__What is expected__. Repeat each entry as written and leave the images out of the copy.

(Data excerpts)
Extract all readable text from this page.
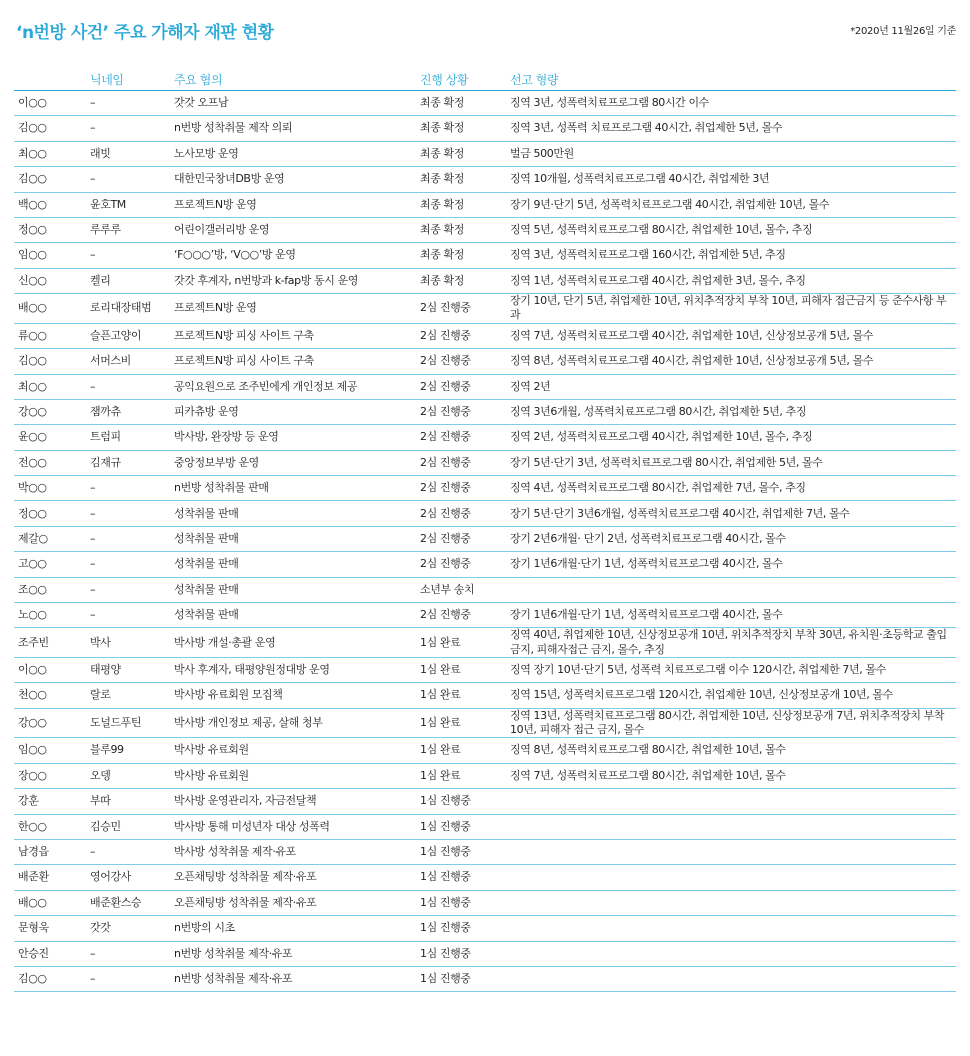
‘n번방 사건’ 주요 가해자 재판 현황	*2020년 11월26일 기준
	닉네임	주요 혐의	진행 상황	선고 형량
이○○	–	갓갓 오프남	최종 확정	징역 3년, 성폭력치료프로그램 80시간 이수
김○○	–	n번방 성착취물 제작 의뢰	최종 확정	징역 3년, 성폭력 치료프로그램 40시간, 취업제한 5년, 몰수
최○○	래빗	노사모방 운영	최종 확정	벌금 500만원
김○○	–	대한민국창녀DB방 운영	최종 확정	징역 10개월, 성폭력치료프로그램 40시간, 취업제한 3년
백○○	윤호TM	프로젝트N방 운영	최종 확정	장기 9년·단기 5년, 성폭력치료프로그램 40시간, 취업제한 10년, 몰수
정○○	루루루	어린이갤러리방 운영	최종 확정	징역 5년, 성폭력치료프로그램 80시간, 취업제한 10년, 몰수, 추징
임○○	–	‘F○○○’방, ‘V○○’방 운영	최종 확정	징역 3년, 성폭력치료프로그램 160시간, 취업제한 5년, 추징
신○○	켈리	갓갓 후계자, n번방과 k-fap방 동시 운영	최종 확정	징역 1년, 성폭력치료프로그램 40시간, 취업제한 3년, 몰수, 추징
배○○	로리대장태범	프로젝트N방 운영	2심 진행중	장기 10년, 단기 5년, 취업제한 10년, 위치추적장치 부착 10년, 피해자 접근금지 등 준수사항 부과
류○○	슬픈고양이	프로젝트N방 피싱 사이트 구축	2심 진행중	징역 7년, 성폭력치료프로그램 40시간, 취업제한 10년, 신상정보공개 5년, 몰수
김○○	서머스비	프로젝트N방 피싱 사이트 구축	2심 진행중	징역 8년, 성폭력치료프로그램 40시간, 취업제한 10년, 신상정보공개 5년, 몰수
최○○	–	공익요원으로 조주빈에게 개인정보 제공	2심 진행중	징역 2년
강○○	잼까츄	피카츄방 운영	2심 진행중	징역 3년6개월, 성폭력치료프로그램 80시간, 취업제한 5년, 추징
윤○○	트럼피	박사방, 완장방 등 운영	2심 진행중	징역 2년, 성폭력치료프로그램 40시간, 취업제한 10년, 몰수, 추징
전○○	김재규	중앙정보부방 운영	2심 진행중	장기 5년·단기 3년, 성폭력치료프로그램 80시간, 취업제한 5년, 몰수
박○○	–	n번방 성착취물 판매	2심 진행중	징역 4년, 성폭력치료프로그램 80시간, 취업제한 7년, 몰수, 추징
정○○	–	성착취물 판매	2심 진행중	장기 5년·단기 3년6개월, 성폭력치료프로그램 40시간, 취업제한 7년, 몰수
제갈○	–	성착취물 판매	2심 진행중	장기 2년6개월· 단기 2년, 성폭력치료프로그램 40시간, 몰수
고○○	–	성착취물 판매	2심 진행중	장기 1년6개월·단기 1년, 성폭력치료프로그램 40시간, 몰수
조○○	–	성착취물 판매	소년부 송치	
노○○	–	성착취물 판매	2심 진행중	장기 1년6개월·단기 1년, 성폭력치료프로그램 40시간, 몰수
조주빈	박사	박사방 개설·총괄 운영	1심 완료	징역 40년, 취업제한 10년, 신상정보공개 10년, 위치추적장치 부착 30년, 유치원·초등학교 출입 금지, 피해자접근 금지, 몰수, 추징
이○○	태평양	박사 후계자, 태평양원정대방 운영	1심 완료	징역 장기 10년·단기 5년, 성폭력 치료프로그램 이수 120시간, 취업제한 7년, 몰수
천○○	랄로	박사방 유료회원 모집책	1심 완료	징역 15년, 성폭력치료프로그램 120시간, 취업제한 10년, 신상정보공개 10년, 몰수
강○○	도널드푸틴	박사방 개인정보 제공, 살해 청부	1심 완료	징역 13년, 성폭력치료프로그램 80시간, 취업제한 10년, 신상정보공개 7년, 위치추적장치 부착 10년, 피해자 접근 금지, 몰수
임○○	블루99	박사방 유료회원	1심 완료	징역 8년, 성폭력치료프로그램 80시간, 취업제한 10년, 몰수
장○○	오뎅	박사방 유료회원	1심 완료	징역 7년, 성폭력치료프로그램 80시간, 취업제한 10년, 몰수
강훈	부따	박사방 운영관리자, 자금전달책	1심 진행중	
한○○	김승민	박사방 통해 미성년자 대상 성폭력	1심 진행중	
남경읍	–	박사방 성착취물 제작·유포	1심 진행중	
배준환	영어강사	오픈채팅방 성착취물 제작·유포	1심 진행중	
배○○	배준환스승	오픈채팅방 성착취물 제작·유포	1심 진행중	
문형욱	갓갓	n번방의 시초	1심 진행중	
안승진	–	n번방 성착취물 제작·유포	1심 진행중	
김○○	–	n번방 성착취물 제작·유포	1심 진행중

__Complete answer__.
Extract all readable text from this page.
‘n번방 사건’ 주요 가해자 재판 현황	*2020년 11월26일 기준
	닉네임	주요 혐의	진행 상황	선고 형량
이○○	–	갓갓 오프남	최종 확정	징역 3년, 성폭력치료프로그램 80시간 이수
김○○	–	n번방 성착취물 제작 의뢰	최종 확정	징역 3년, 성폭력 치료프로그램 40시간, 취업제한 5년, 몰수
최○○	래빗	노사모방 운영	최종 확정	벌금 500만원
김○○	–	대한민국창녀DB방 운영	최종 확정	징역 10개월, 성폭력치료프로그램 40시간, 취업제한 3년
백○○	윤호TM	프로젝트N방 운영	최종 확정	장기 9년·단기 5년, 성폭력치료프로그램 40시간, 취업제한 10년, 몰수
정○○	루루루	어린이갤러리방 운영	최종 확정	징역 5년, 성폭력치료프로그램 80시간, 취업제한 10년, 몰수, 추징
임○○	–	‘F○○○’방, ‘V○○’방 운영	최종 확정	징역 3년, 성폭력치료프로그램 160시간, 취업제한 5년, 추징
신○○	켈리	갓갓 후계자, n번방과 k-fap방 동시 운영	최종 확정	징역 1년, 성폭력치료프로그램 40시간, 취업제한 3년, 몰수, 추징
배○○	로리대장태범	프로젝트N방 운영	2심 진행중	장기 10년, 단기 5년, 취업제한 10년, 위치추적장치 부착 10년, 피해자 접근금지 등 준수사항 부과
류○○	슬픈고양이	프로젝트N방 피싱 사이트 구축	2심 진행중	징역 7년, 성폭력치료프로그램 40시간, 취업제한 10년, 신상정보공개 5년, 몰수
김○○	서머스비	프로젝트N방 피싱 사이트 구축	2심 진행중	징역 8년, 성폭력치료프로그램 40시간, 취업제한 10년, 신상정보공개 5년, 몰수
최○○	–	공익요원으로 조주빈에게 개인정보 제공	2심 진행중	징역 2년
강○○	잼까츄	피카츄방 운영	2심 진행중	징역 3년6개월, 성폭력치료프로그램 80시간, 취업제한 5년, 추징
윤○○	트럼피	박사방, 완장방 등 운영	2심 진행중	징역 2년, 성폭력치료프로그램 40시간, 취업제한 10년, 몰수, 추징
전○○	김재규	중앙정보부방 운영	2심 진행중	장기 5년·단기 3년, 성폭력치료프로그램 80시간, 취업제한 5년, 몰수
박○○	–	n번방 성착취물 판매	2심 진행중	징역 4년, 성폭력치료프로그램 80시간, 취업제한 7년, 몰수, 추징
정○○	–	성착취물 판매	2심 진행중	장기 5년·단기 3년6개월, 성폭력치료프로그램 40시간, 취업제한 7년, 몰수
제갈○	–	성착취물 판매	2심 진행중	장기 2년6개월· 단기 2년, 성폭력치료프로그램 40시간, 몰수
고○○	–	성착취물 판매	2심 진행중	장기 1년6개월·단기 1년, 성폭력치료프로그램 40시간, 몰수
조○○	–	성착취물 판매	소년부 송치	
노○○	–	성착취물 판매	2심 진행중	장기 1년6개월·단기 1년, 성폭력치료프로그램 40시간, 몰수
조주빈	박사	박사방 개설·총괄 운영	1심 완료	징역 40년, 취업제한 10년, 신상정보공개 10년, 위치추적장치 부착 30년, 유치원·초등학교 출입 금지, 피해자접근 금지, 몰수, 추징
이○○	태평양	박사 후계자, 태평양원정대방 운영	1심 완료	징역 장기 10년·단기 5년, 성폭력 치료프로그램 이수 120시간, 취업제한 7년, 몰수
천○○	랄로	박사방 유료회원 모집책	1심 완료	징역 15년, 성폭력치료프로그램 120시간, 취업제한 10년, 신상정보공개 10년, 몰수
강○○	도널드푸틴	박사방 개인정보 제공, 살해 청부	1심 완료	징역 13년, 성폭력치료프로그램 80시간, 취업제한 10년, 신상정보공개 7년, 위치추적장치 부착 10년, 피해자 접근 금지, 몰수
임○○	블루99	박사방 유료회원	1심 완료	징역 8년, 성폭력치료프로그램 80시간, 취업제한 10년, 몰수
장○○	오뎅	박사방 유료회원	1심 완료	징역 7년, 성폭력치료프로그램 80시간, 취업제한 10년, 몰수
강훈	부따	박사방 운영관리자, 자금전달책	1심 진행중	
한○○	김승민	박사방 통해 미성년자 대상 성폭력	1심 진행중	
남경읍	–	박사방 성착취물 제작·유포	1심 진행중	
배준환	영어강사	오픈채팅방 성착취물 제작·유포	1심 진행중	
배○○	배준환스승	오픈채팅방 성착취물 제작·유포	1심 진행중	
문형욱	갓갓	n번방의 시초	1심 진행중	
안승진	–	n번방 성착취물 제작·유포	1심 진행중	
김○○	–	n번방 성착취물 제작·유포	1심 진행중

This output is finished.